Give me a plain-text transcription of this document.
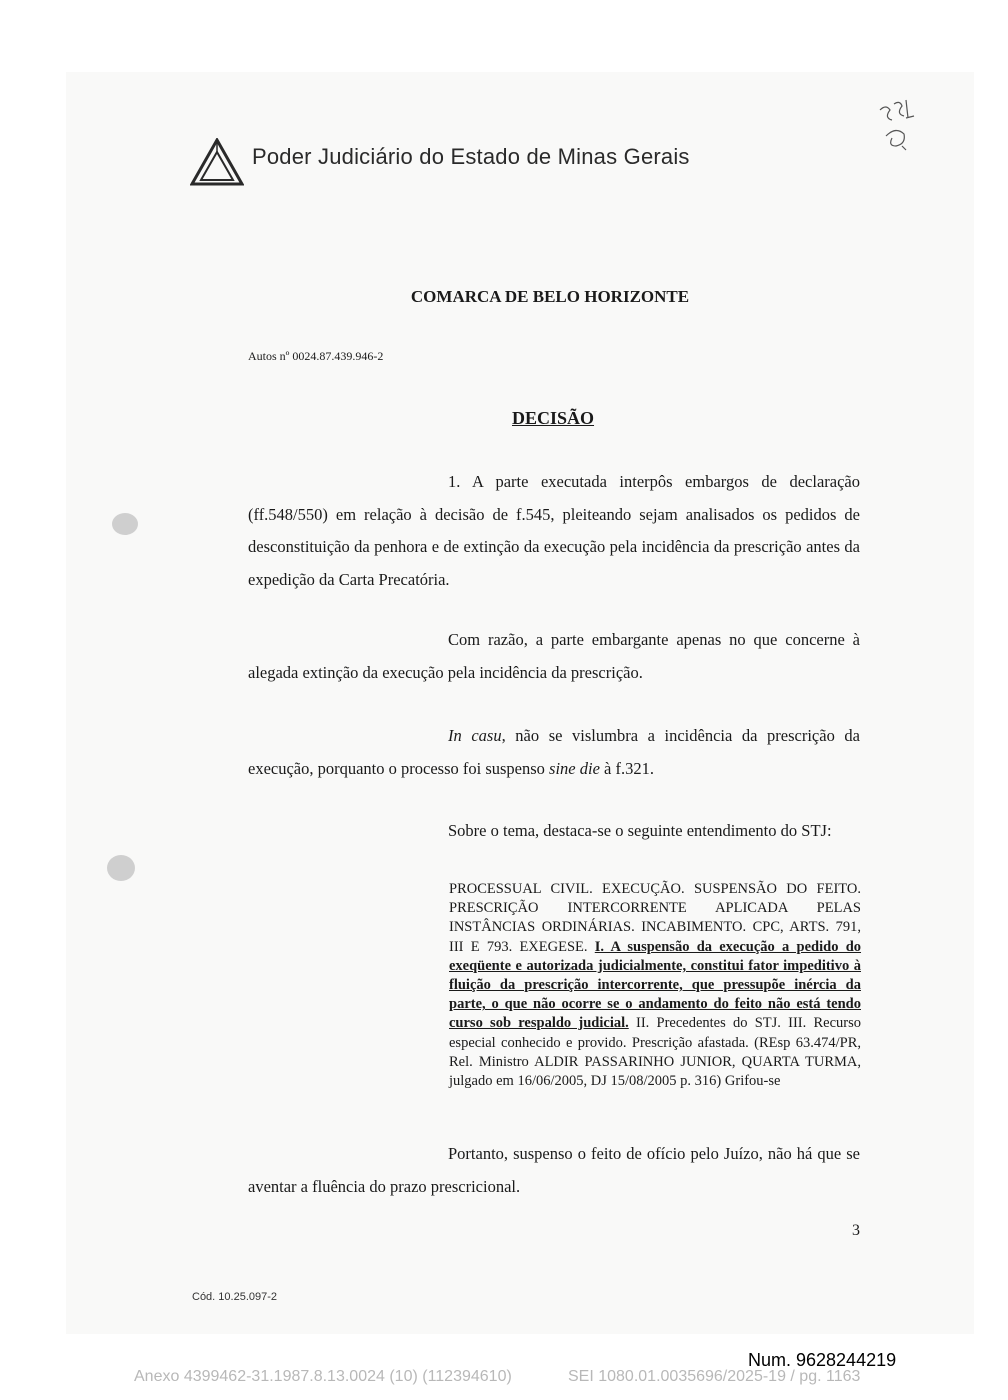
Poder Judiciário do Estado de Minas Gerais
COMARCA DE BELO HORIZONTE
Autos nº 0024.87.439.946-2
DECISÃO
1. A parte executada interpôs embargos de declaração (ff.548/550) em relação à decisão de f.545, pleiteando sejam analisados os pedidos de desconstituição da penhora e de extinção da execução pela incidência da prescrição antes da expedição da Carta Precatória.
Com razão, a parte embargante apenas no que concerne à alegada extinção da execução pela incidência da prescrição.
In casu, não se vislumbra a incidência da prescrição da execução, porquanto o processo foi suspenso sine die à f.321.
Sobre o tema, destaca-se o seguinte entendimento do STJ:
PROCESSUAL CIVIL. EXECUÇÃO. SUSPENSÃO DO FEITO. PRESCRIÇÃO INTERCORRENTE APLICADA PELAS INSTÂNCIAS ORDINÁRIAS. INCABIMENTO. CPC, ARTS. 791, III E 793. EXEGESE. I. A suspensão da execução a pedido do exeqüente e autorizada judicialmente, constitui fator impeditivo à fluição da prescrição intercorrente, que pressupõe inércia da parte, o que não ocorre se o andamento do feito não está tendo curso sob respaldo judicial. II. Precedentes do STJ. III. Recurso especial conhecido e provido. Prescrição afastada. (REsp 63.474/PR, Rel. Ministro ALDIR PASSARINHO JUNIOR, QUARTA TURMA, julgado em 16/06/2005, DJ 15/08/2005 p. 316) Grifou-se
Portanto, suspenso o feito de ofício pelo Juízo, não há que se aventar a fluência do prazo prescricional.
3
Cód. 10.25.097-2
Num. 9628244219
Anexo 4399462-31.1987.8.13.0024 (10) (112394610)	SEI 1080.01.0035696/2025-19 / pg. 1163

=-=-=-=-=

WRITTEN TASK: Read the entries and pick out all lines that include the word "prescrição".

RESULT FOR THIS EXERCISE:
1. A parte executada interpôs embargos de declaração (ff.548/550) em relação à decisão de f.545, pleiteando sejam analisados os pedidos de desconstituição da penhora e de extinção da execução pela incidência da prescrição antes da expedição da Carta Precatória.
Com razão, a parte embargante apenas no que concerne à alegada extinção da execução pela incidência da prescrição.
In casu, não se vislumbra a incidência da prescrição da execução, porquanto o processo foi suspenso sine die à f.321.
PROCESSUAL CIVIL. EXECUÇÃO. SUSPENSÃO DO FEITO. PRESCRIÇÃO INTERCORRENTE APLICADA PELAS INSTÂNCIAS ORDINÁRIAS. INCABIMENTO. CPC, ARTS. 791, III E 793. EXEGESE. I. A suspensão da execução a pedido do exeqüente e autorizada judicialmente, constitui fator impeditivo à fluição da prescrição intercorrente, que pressupõe inércia da parte, o que não ocorre se o andamento do feito não está tendo curso sob respaldo judicial. II. Precedentes do STJ. III. Recurso especial conhecido e provido. Prescrição afastada. (REsp 63.474/PR, Rel. Ministro ALDIR PASSARINHO JUNIOR, QUARTA TURMA, julgado em 16/06/2005, DJ 15/08/2005 p. 316) Grifou-se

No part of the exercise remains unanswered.